* TASK REQUIREMENTS
For the material that follows, list every line containing the word "visualizer".

⟨

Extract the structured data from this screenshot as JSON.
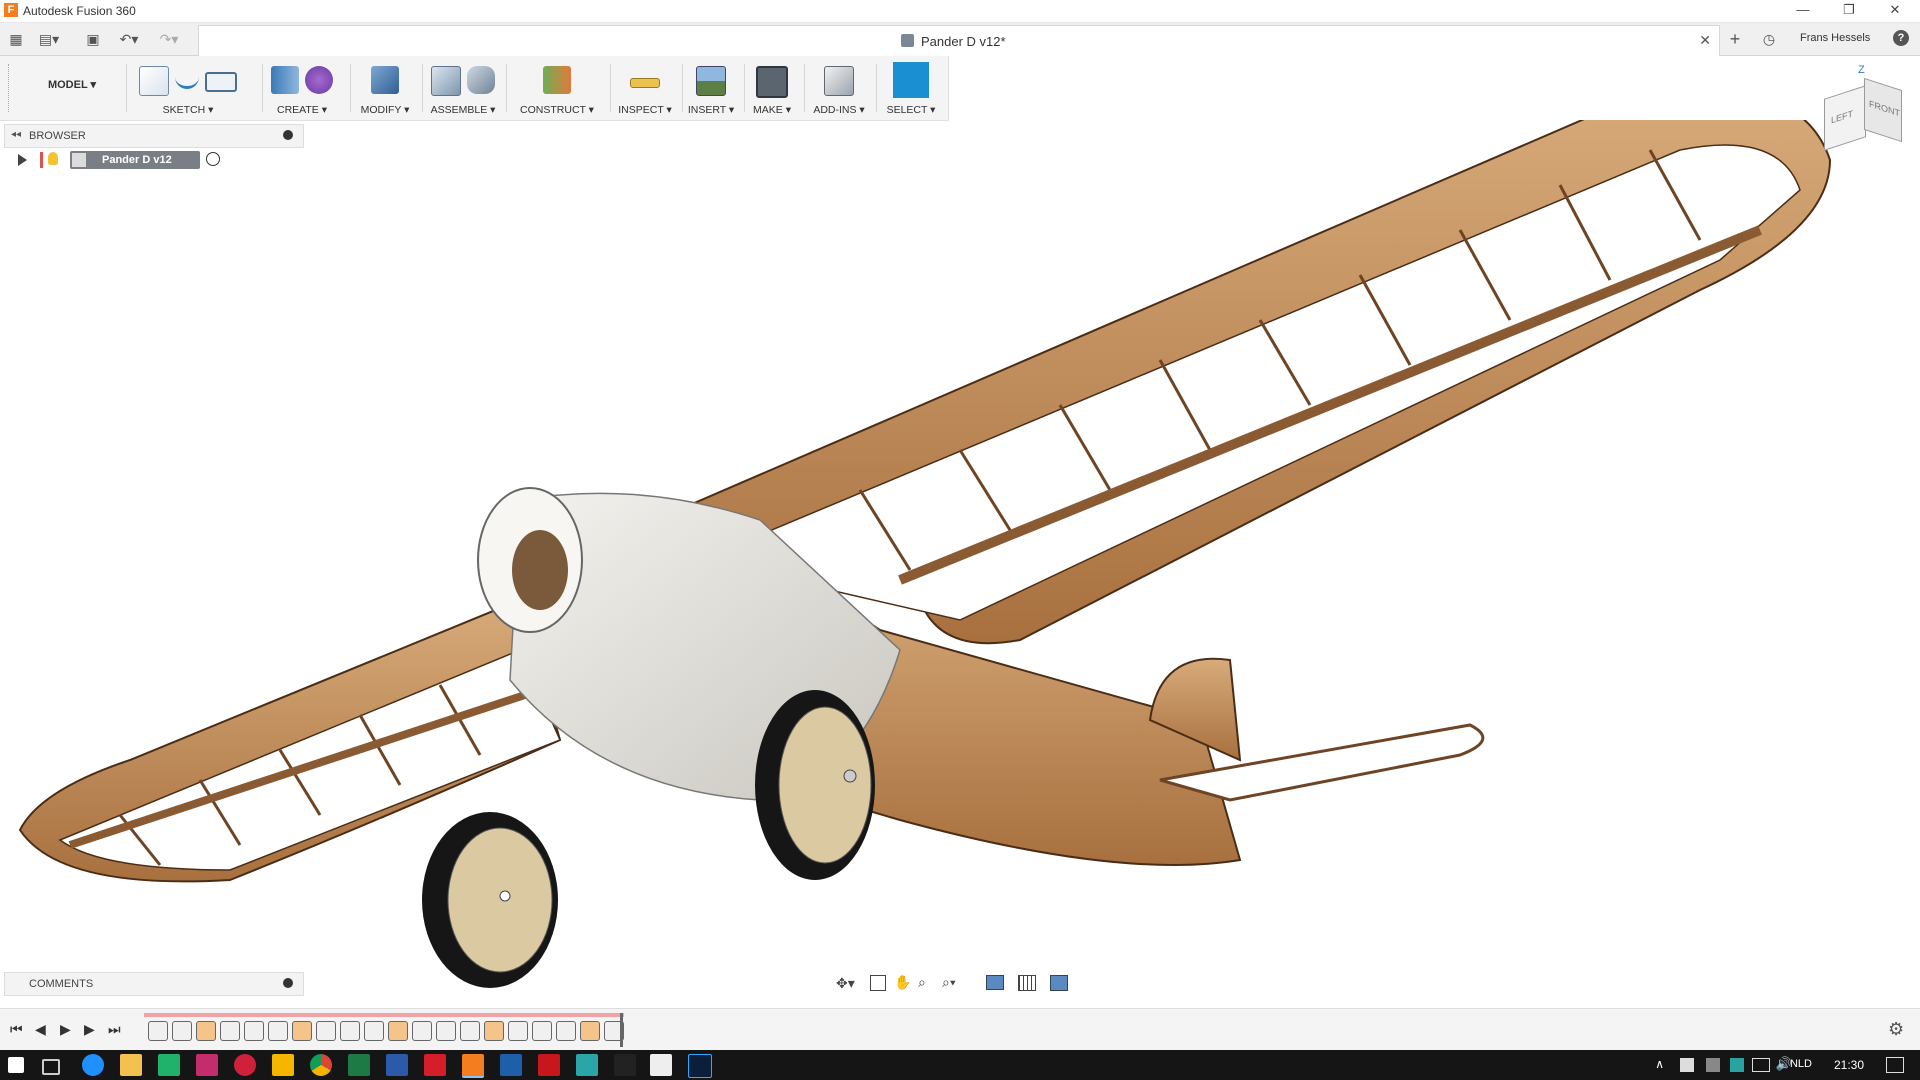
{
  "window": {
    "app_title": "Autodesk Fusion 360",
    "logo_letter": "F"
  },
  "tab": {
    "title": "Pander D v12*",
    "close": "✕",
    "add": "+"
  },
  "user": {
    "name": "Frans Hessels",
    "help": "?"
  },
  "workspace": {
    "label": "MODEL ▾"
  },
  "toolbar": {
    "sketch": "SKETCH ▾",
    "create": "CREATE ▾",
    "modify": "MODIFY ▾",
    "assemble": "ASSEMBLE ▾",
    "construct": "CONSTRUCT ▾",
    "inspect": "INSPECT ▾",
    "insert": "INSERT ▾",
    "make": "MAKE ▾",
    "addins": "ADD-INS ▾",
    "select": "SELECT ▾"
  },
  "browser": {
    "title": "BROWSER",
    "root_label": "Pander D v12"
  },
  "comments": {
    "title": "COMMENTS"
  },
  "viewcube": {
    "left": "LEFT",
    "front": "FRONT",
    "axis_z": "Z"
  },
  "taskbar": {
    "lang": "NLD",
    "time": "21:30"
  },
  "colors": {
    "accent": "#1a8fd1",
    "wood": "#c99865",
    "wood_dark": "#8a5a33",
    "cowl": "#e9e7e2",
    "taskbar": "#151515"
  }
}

⟩
⟨

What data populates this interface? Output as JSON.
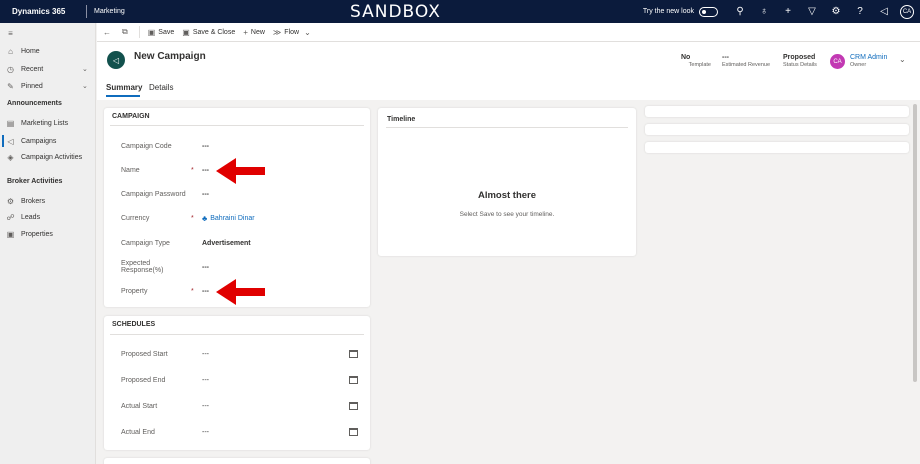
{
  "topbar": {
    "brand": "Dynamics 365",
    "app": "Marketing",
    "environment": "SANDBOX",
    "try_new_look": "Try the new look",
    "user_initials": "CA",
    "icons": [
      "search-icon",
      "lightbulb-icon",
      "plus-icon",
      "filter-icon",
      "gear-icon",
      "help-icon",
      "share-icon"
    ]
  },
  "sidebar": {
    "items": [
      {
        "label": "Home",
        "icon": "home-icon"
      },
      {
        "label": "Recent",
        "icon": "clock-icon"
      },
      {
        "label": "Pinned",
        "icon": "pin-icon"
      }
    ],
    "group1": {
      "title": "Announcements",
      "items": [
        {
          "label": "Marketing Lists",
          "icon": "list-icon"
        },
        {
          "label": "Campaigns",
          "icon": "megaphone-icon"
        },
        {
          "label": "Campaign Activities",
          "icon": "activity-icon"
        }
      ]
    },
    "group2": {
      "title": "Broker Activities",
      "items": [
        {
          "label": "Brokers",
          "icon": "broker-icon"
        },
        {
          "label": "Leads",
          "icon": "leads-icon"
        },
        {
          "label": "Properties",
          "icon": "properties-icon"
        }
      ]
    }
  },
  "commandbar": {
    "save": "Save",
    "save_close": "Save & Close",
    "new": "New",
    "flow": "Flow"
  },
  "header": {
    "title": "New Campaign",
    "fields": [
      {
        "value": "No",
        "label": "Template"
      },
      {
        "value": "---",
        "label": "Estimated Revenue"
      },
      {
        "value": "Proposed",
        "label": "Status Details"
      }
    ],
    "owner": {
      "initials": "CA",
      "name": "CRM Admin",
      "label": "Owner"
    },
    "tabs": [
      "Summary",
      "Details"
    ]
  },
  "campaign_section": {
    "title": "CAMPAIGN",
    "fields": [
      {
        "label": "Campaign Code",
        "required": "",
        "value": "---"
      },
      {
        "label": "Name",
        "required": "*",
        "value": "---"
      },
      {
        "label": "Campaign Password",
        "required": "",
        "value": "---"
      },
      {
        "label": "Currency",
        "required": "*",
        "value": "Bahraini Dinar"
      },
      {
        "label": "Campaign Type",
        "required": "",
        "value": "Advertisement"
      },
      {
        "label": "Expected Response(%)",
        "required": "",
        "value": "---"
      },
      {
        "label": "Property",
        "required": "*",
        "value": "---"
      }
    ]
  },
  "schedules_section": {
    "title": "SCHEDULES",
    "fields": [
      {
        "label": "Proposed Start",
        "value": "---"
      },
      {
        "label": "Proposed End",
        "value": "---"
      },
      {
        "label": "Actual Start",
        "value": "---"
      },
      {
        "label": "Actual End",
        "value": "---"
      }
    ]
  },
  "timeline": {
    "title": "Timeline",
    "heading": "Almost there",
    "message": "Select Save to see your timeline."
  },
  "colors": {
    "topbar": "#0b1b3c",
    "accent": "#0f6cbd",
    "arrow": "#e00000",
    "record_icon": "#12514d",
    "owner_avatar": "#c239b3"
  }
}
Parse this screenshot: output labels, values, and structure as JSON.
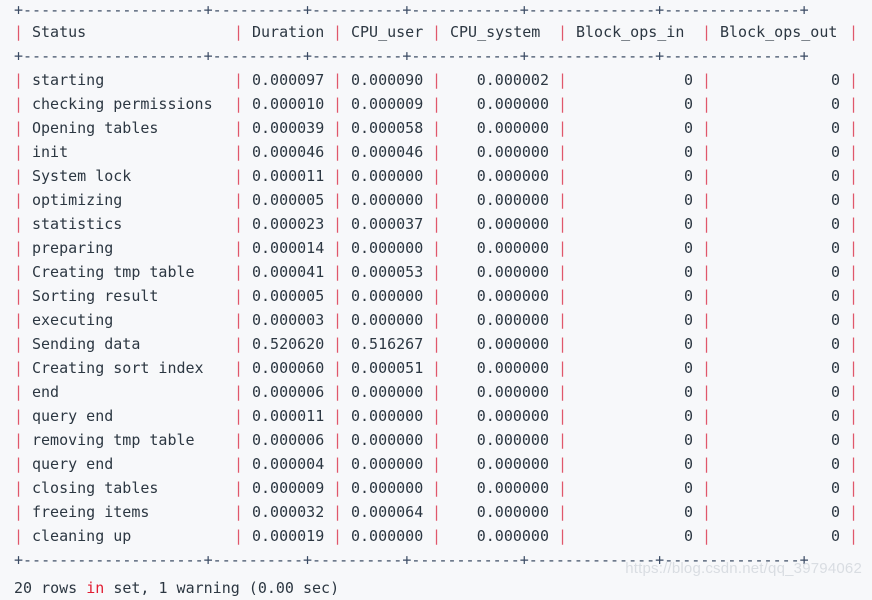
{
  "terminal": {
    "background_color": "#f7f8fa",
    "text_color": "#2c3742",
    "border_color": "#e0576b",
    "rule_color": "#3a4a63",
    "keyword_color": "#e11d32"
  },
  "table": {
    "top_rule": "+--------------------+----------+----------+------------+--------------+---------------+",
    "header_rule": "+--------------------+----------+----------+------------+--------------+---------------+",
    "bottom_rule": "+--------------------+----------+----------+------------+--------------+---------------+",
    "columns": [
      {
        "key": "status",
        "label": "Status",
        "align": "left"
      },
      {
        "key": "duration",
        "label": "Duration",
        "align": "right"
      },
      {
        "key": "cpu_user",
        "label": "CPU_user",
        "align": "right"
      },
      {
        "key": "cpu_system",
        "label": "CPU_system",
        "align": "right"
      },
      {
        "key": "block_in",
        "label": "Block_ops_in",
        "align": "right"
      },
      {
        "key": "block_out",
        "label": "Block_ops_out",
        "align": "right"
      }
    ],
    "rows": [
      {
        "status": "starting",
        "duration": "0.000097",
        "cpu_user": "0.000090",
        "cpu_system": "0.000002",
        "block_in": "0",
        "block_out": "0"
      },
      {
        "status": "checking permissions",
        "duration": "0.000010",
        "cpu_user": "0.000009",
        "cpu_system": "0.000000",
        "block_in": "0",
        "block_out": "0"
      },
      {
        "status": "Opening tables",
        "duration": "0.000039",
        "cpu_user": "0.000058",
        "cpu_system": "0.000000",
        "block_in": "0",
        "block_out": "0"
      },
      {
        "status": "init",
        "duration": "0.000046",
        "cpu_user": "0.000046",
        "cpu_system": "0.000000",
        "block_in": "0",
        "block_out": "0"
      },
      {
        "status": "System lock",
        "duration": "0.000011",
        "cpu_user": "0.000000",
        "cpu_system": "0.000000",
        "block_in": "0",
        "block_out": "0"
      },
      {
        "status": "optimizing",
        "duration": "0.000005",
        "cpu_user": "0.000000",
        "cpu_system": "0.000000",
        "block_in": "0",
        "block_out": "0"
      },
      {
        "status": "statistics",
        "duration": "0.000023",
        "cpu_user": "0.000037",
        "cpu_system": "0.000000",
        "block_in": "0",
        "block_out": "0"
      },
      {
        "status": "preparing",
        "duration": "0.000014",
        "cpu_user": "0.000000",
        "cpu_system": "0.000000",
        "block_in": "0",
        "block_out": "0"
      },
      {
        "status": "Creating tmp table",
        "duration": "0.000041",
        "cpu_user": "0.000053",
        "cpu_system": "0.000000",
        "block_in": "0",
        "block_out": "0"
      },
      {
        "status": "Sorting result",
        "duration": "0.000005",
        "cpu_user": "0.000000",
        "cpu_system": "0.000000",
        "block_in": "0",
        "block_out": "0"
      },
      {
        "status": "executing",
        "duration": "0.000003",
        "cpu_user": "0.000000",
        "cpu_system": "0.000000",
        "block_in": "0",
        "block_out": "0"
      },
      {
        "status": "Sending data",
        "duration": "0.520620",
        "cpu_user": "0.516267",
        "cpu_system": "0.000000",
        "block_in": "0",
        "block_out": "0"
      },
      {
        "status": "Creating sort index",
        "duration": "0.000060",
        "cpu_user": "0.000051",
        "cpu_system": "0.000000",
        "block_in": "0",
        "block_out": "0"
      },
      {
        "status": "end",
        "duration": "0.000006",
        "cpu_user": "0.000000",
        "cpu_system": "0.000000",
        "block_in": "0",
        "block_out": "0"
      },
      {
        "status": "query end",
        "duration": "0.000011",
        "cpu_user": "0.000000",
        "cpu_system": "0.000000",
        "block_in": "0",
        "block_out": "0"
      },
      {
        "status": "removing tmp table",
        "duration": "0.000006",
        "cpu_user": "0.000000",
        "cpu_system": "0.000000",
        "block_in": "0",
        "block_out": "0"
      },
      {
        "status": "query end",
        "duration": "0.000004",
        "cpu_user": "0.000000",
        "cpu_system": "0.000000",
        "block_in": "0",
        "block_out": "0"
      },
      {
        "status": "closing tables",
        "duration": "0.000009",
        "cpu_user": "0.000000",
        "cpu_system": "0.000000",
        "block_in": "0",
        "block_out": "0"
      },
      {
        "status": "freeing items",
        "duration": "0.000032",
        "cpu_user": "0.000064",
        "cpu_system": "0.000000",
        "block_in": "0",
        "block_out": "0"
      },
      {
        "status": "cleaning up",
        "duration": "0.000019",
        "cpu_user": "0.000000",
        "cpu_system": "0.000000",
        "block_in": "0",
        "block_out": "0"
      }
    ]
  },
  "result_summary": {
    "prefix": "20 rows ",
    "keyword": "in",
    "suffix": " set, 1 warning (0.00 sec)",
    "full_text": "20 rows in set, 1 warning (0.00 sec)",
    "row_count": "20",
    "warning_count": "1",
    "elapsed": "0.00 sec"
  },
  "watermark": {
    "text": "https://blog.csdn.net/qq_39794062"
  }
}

⟩
⟨

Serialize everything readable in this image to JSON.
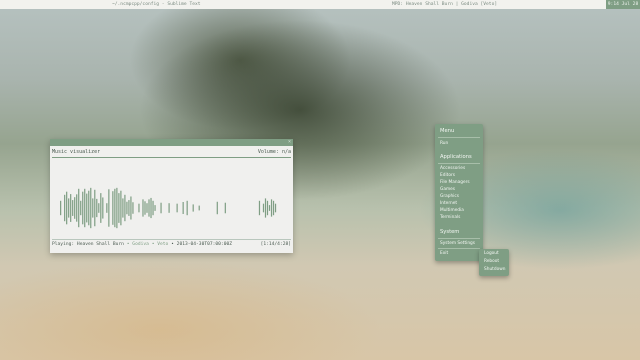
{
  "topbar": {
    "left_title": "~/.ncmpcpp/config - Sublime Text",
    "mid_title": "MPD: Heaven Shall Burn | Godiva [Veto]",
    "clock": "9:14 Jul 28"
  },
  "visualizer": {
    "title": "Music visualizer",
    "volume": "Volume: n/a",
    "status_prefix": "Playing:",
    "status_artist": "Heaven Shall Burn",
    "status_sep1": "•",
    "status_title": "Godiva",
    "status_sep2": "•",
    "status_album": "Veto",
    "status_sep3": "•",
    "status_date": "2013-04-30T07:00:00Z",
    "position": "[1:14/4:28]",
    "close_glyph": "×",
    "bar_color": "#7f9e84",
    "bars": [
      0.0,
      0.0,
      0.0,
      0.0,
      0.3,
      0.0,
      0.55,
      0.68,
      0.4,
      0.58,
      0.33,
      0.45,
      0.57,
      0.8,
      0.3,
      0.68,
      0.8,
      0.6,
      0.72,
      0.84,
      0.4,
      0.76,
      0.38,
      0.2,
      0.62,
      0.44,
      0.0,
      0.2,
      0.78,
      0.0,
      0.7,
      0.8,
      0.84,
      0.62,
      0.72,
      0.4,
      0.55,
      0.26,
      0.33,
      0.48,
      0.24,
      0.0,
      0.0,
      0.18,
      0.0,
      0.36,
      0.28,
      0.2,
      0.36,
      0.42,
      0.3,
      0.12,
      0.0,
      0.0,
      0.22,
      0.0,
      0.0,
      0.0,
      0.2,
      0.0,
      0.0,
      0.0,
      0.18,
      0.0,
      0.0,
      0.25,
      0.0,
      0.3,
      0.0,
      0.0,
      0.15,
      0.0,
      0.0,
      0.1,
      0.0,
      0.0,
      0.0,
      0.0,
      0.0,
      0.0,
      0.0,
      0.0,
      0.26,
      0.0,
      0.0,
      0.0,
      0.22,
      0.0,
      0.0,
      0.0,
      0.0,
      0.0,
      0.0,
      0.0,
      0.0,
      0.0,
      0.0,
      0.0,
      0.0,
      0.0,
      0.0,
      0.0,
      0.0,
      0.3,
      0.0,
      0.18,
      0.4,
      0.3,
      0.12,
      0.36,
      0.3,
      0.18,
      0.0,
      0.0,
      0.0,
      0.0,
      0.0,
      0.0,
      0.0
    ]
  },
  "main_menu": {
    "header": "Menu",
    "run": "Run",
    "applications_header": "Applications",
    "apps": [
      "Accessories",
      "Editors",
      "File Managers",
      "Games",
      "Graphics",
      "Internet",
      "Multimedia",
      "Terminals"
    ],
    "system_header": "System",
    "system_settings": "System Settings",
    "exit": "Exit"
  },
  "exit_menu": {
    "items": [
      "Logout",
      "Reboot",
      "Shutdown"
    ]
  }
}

⟩

* THE COMPLETED TASK
  "visualizer": {
    "title": "Music visualizer",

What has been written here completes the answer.